RECORD EXTRACTS Start Marker

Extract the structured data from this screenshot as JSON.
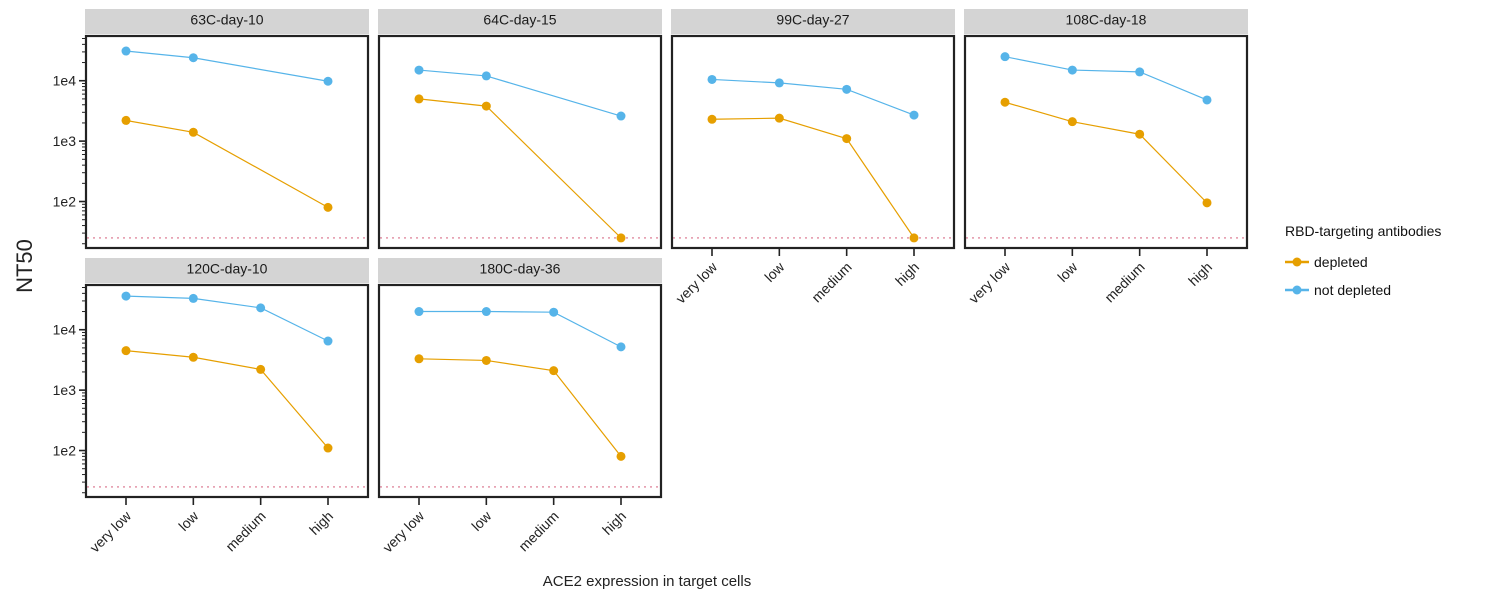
{
  "chart_data": {
    "type": "line",
    "facet_by": "serum",
    "xlabel": "ACE2 expression in target cells",
    "ylabel": "NT50",
    "y_scale": "log10",
    "ylim": [
      17,
      55000
    ],
    "categories": [
      "very low",
      "low",
      "medium",
      "high"
    ],
    "y_ticks": [
      {
        "value": 100,
        "label": "1e2"
      },
      {
        "value": 1000,
        "label": "1e3"
      },
      {
        "value": 10000,
        "label": "1e4"
      }
    ],
    "limit_of_detection": 25,
    "grid": false,
    "legend": {
      "title": "RBD-targeting antibodies",
      "position": "right",
      "entries": [
        "depleted",
        "not depleted"
      ]
    },
    "series_colors": {
      "depleted": "#E69F00",
      "not depleted": "#56B4E9"
    },
    "limit_line_color": "#E7A3B4",
    "facets": [
      {
        "title": "63C-day-10",
        "x": [
          "very low",
          "low",
          "high"
        ],
        "series": [
          {
            "name": "depleted",
            "values": [
              2200,
              1400,
              80
            ]
          },
          {
            "name": "not depleted",
            "values": [
              31000,
              24000,
              9800
            ]
          }
        ]
      },
      {
        "title": "64C-day-15",
        "x": [
          "very low",
          "low",
          "high"
        ],
        "series": [
          {
            "name": "depleted",
            "values": [
              5000,
              3800,
              25
            ]
          },
          {
            "name": "not depleted",
            "values": [
              15000,
              12000,
              2600
            ]
          }
        ]
      },
      {
        "title": "99C-day-27",
        "x": [
          "very low",
          "low",
          "medium",
          "high"
        ],
        "series": [
          {
            "name": "depleted",
            "values": [
              2300,
              2400,
              1100,
              25
            ]
          },
          {
            "name": "not depleted",
            "values": [
              10500,
              9200,
              7200,
              2700
            ]
          }
        ]
      },
      {
        "title": "108C-day-18",
        "x": [
          "very low",
          "low",
          "medium",
          "high"
        ],
        "series": [
          {
            "name": "depleted",
            "values": [
              4400,
              2100,
              1300,
              95
            ]
          },
          {
            "name": "not depleted",
            "values": [
              25000,
              15000,
              14000,
              4800
            ]
          }
        ]
      },
      {
        "title": "120C-day-10",
        "x": [
          "very low",
          "low",
          "medium",
          "high"
        ],
        "series": [
          {
            "name": "depleted",
            "values": [
              4500,
              3500,
              2200,
              110
            ]
          },
          {
            "name": "not depleted",
            "values": [
              36000,
              33000,
              23000,
              6500
            ]
          }
        ]
      },
      {
        "title": "180C-day-36",
        "x": [
          "very low",
          "low",
          "medium",
          "high"
        ],
        "series": [
          {
            "name": "depleted",
            "values": [
              3300,
              3100,
              2100,
              80
            ]
          },
          {
            "name": "not depleted",
            "values": [
              20000,
              20000,
              19500,
              5200
            ]
          }
        ]
      }
    ]
  }
}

RECORD EXTRACTS End Marker

### [WHAT TO DO]
Each line above where the word "title" occurs should be returned in full.

### [ANSWER SPACE]
      "title": "RBD-targeting antibodies",
        "title": "63C-day-10",
        "title": "64C-day-15",
        "title": "99C-day-27",
        "title": "108C-day-18",
        "title": "120C-day-10",
        "title": "180C-day-36",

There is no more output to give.